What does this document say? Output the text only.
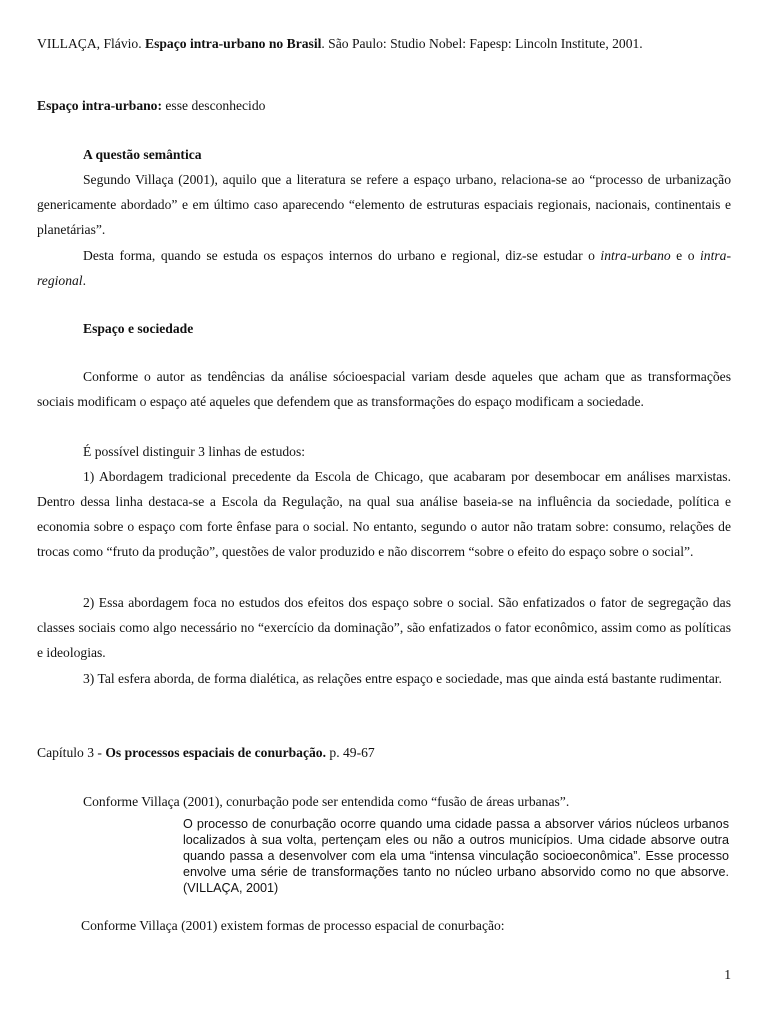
VILLAÇA, Flávio. Espaço intra-urbano no Brasil. São Paulo: Studio Nobel: Fapesp: Lincoln Institute, 2001.

Espaço intra-urbano: esse desconhecido

A questão semântica

Segundo Villaça (2001), aquilo que a literatura se refere a espaço urbano, relaciona-se ao “processo de urbanização genericamente abordado” e em último caso aparecendo “elemento de estruturas espaciais regionais, nacionais, continentais e planetárias”.

Desta forma, quando se estuda os espaços internos do urbano e regional, diz-se estudar o intra-urbano e o intra-regional.

Espaço e sociedade

Conforme o autor as tendências da análise sócioespacial variam desde aqueles que acham que as transformações sociais modificam o espaço até aqueles que defendem que as transformações do espaço modificam a sociedade.

É possível distinguir 3 linhas de estudos:

1) Abordagem tradicional precedente da Escola de Chicago, que acabaram por desembocar em análises marxistas. Dentro dessa linha destaca-se a Escola da Regulação, na qual sua análise baseia-se na influência da sociedade, política e economia sobre o espaço com forte ênfase para o social. No entanto, segundo o autor não tratam sobre: consumo, relações de trocas como “fruto da produção”, questões de valor produzido e não discorrem “sobre o efeito do espaço sobre o social”.

2) Essa abordagem foca no estudos dos efeitos dos espaço sobre o social. São enfatizados o fator de segregação das classes sociais como algo necessário no “exercício da dominação”, são enfatizados o fator econômico, assim como as políticas e ideologias.

3) Tal esfera aborda, de forma dialética, as relações entre espaço e sociedade, mas que ainda está bastante rudimentar.

Capítulo 3 - Os processos espaciais de conurbação. p. 49-67

Conforme Villaça (2001), conurbação pode ser entendida como “fusão de áreas urbanas”.

O processo de conurbação ocorre quando uma cidade passa a absorver vários núcleos urbanos localizados à sua volta, pertençam eles ou não a outros municípios. Uma cidade absorve outra quando passa a desenvolver com ela uma “intensa vinculação socioeconômica”. Esse processo envolve uma série de transformações tanto no núcleo urbano absorvido como no que absorve. (VILLAÇA, 2001)

Conforme Villaça (2001) existem formas de processo espacial de conurbação:

1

— Exercise goal —
Can you repeat every record above exactly, apart from the pictures?

— Result —
What does this document say? Output the text only.
VILLAÇA, Flávio. Espaço intra-urbano no Brasil. São Paulo: Studio Nobel: Fapesp: Lincoln Institute, 2001.

Espaço intra-urbano: esse desconhecido

A questão semântica

Segundo Villaça (2001), aquilo que a literatura se refere a espaço urbano, relaciona-se ao “processo de urbanização genericamente abordado” e em último caso aparecendo “elemento de estruturas espaciais regionais, nacionais, continentais e planetárias”.

Desta forma, quando se estuda os espaços internos do urbano e regional, diz-se estudar o intra-urbano e o intra-regional.

Espaço e sociedade

Conforme o autor as tendências da análise sócioespacial variam desde aqueles que acham que as transformações sociais modificam o espaço até aqueles que defendem que as transformações do espaço modificam a sociedade.

É possível distinguir 3 linhas de estudos:

1) Abordagem tradicional precedente da Escola de Chicago, que acabaram por desembocar em análises marxistas. Dentro dessa linha destaca-se a Escola da Regulação, na qual sua análise baseia-se na influência da sociedade, política e economia sobre o espaço com forte ênfase para o social. No entanto, segundo o autor não tratam sobre: consumo, relações de trocas como “fruto da produção”, questões de valor produzido e não discorrem “sobre o efeito do espaço sobre o social”.

2) Essa abordagem foca no estudos dos efeitos dos espaço sobre o social. São enfatizados o fator de segregação das classes sociais como algo necessário no “exercício da dominação”, são enfatizados o fator econômico, assim como as políticas e ideologias.

3) Tal esfera aborda, de forma dialética, as relações entre espaço e sociedade, mas que ainda está bastante rudimentar.

Capítulo 3 - Os processos espaciais de conurbação. p. 49-67

Conforme Villaça (2001), conurbação pode ser entendida como “fusão de áreas urbanas”.

O processo de conurbação ocorre quando uma cidade passa a absorver vários núcleos urbanos localizados à sua volta, pertençam eles ou não a outros municípios. Uma cidade absorve outra quando passa a desenvolver com ela uma “intensa vinculação socioeconômica”. Esse processo envolve uma série de transformações tanto no núcleo urbano absorvido como no que absorve. (VILLAÇA, 2001)

Conforme Villaça (2001) existem formas de processo espacial de conurbação:

1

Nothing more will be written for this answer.